Your task
Go through the entries below and collect each line with the string "chưa" in it.

* BEGIN Information provided *

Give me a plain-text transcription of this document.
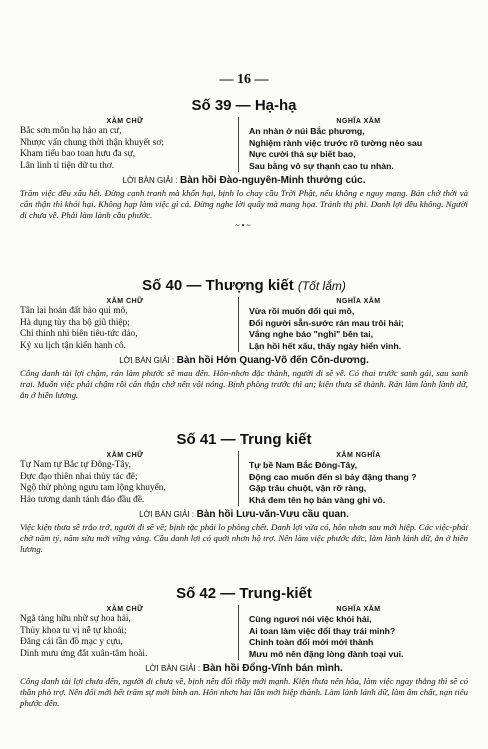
— 16 —
Số 39 — Hạ-hạ
XĂM CHỮ
Bắc sơn môn hạ hảo an cư,
Nhược vấn chung thời thận khuyết sơ;
Kham tiếu bao toan hưu đa sự,
Lân linh tỉ tiện dữ tu thơ.
NGHĨA XĂM
An nhàn ở núi Bắc phương,
Nghiệm rành việc trước rõ tường nẻo sau
Nực cười thả sự biết bao,
Sau bằng vô sự thạnh cao tu nhàn.
LỜI BÀN GIẢI : Bàn hồi Đào-nguyên-Minh thưởng cúc.
Trăm việc đều xấu hết. Đừng cạnh tranh mà khốn hại, bịnh lo chay cầu Trời Phật, nếu không e nguy mạng. Bán chờ thời và cẩn thận thì khỏi hại. Không hạp làm việc gì cả. Đừng nghe lời quấy mà mang họa. Tránh thị phi. Danh lợi đều không. Người đi chưa về. Phải làm lành cầu phước.
~•~
Số 40 — Thượng kiết (Tốt lắm)
XĂM CHỮ
Tân lai hoán đất bảo qui mô,
Hà dụng tùy tha bộ giũ thiệp;
Chỉ thính nhi biên tiêu-tức dảo,
Kỷ xu lịch tận kiến hanh cô.
NGHĨA XĂM
Vừa rồi muốn đổi qui mô,
Đổi người sẵn-sước rán mau trôi hải;
Vắng nghe báo "nghỉ" bên tai,
Lận hồi hết xấu, thấy ngày hiển vinh.
LỜI BÀN GIẢI : Bàn hồi Hớn Quang-Võ đến Côn-dương.
Công danh tài lợi chậm, rán làm phước sẽ mau đến. Hôn-nhơn đặc thành, người đi sẽ về. Có thai trước sanh gái, sau sanh trai. Muốn việc phải chậm rồi cẩn thận chớ nên vội nóng. Bịnh phòng trước thì an; kiện thưa sẽ thành. Rán làm lành lành dữ, ắn ở hiền lương.
Số 41 — Trung kiết
XĂM CHỮ
Tự Nam tự Bắc tự Đông-Tây,
Đực đạo thiên nhai thủy tác đê;
Ngộ thử phòng ngưu tam lộng khuyển,
Hảo tương danh tánh đáo đầu đề.
XĂM NGHĨA
Tự bề Nam Bắc Đông-Tây,
Động cao muốn đến sì bảy đặng thang ?
Gặp trâu chuột, vận rỡ ràng,
Khá đem tên họ bản vàng ghi vô.
LỜI BÀN GIẢI : Bàn hồi Lưu-văn-Vưu cầu quan.
Việc kiện thưa sẽ trắo trở, người đi sẽ về; bịnh tặc phải lo phòng chết. Danh lợi vừa có, hôn nhơn sau mới hiệp. Các việc-phải chờ năm tý, năm sửu mới vững vàng. Cầu danh lợi có quới nhơn hộ trợ. Nên làm việc phước đức, làm lành lánh dữ, ắn ở hiền lương.
Số 42 — Trung-kiết
XĂM CHỮ
Ngã tàng hữu nhữ sự hoa hải,
Thủy khoa tu vị nễ tự khoái;
Đăng cái tần đồ mạc y cựu,
Dinh mưu ứng đắt xuân-tâm hoài.
NGHĨA XĂM
Cùng ngươi nói việc khỏi hải,
Ai toan làm việc đổi thay trái minh?
Chỉnh toàn đổi mới mới thành
Mưu mô nên đặng lòng đành toại vui.
LỜI BÀN GIẢI : Bàn hồi Đổng-Vĩnh bán mình.
Công danh tài lợi chưa đến, người đi chưa về, bịnh nên đổi thầy mới mạnh. Kiện thưa nên hòa, làm việc ngay thẳng thì sẽ có thần phò trợ. Nên đổi mới hết trăm sự mới bình an. Hôn nhơn hai lần mới hiệp thành. Làm lành lánh dữ, làm âm chất, nạn tiêu phước đến.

* END Information provided *

Task answer
Trăm việc đều xấu hết. Đừng cạnh tranh mà khốn hại, bịnh lo chay cầu Trời Phật, nếu không e nguy mạng. Bán chờ thời và cẩn thận thì khỏi hại. Không hạp làm việc gì cả. Đừng nghe lời quấy mà mang họa. Tránh thị phi. Danh lợi đều không. Người đi chưa về. Phải làm lành cầu phước.
Công danh tài lợi chưa đến, người đi chưa về, bịnh nên đổi thầy mới mạnh. Kiện thưa nên hòa, làm việc ngay thẳng thì sẽ có thần phò trợ. Nên đổi mới hết trăm sự mới bình an. Hôn nhơn hai lần mới hiệp thành. Làm lành lánh dữ, làm âm chất, nạn tiêu phước đến.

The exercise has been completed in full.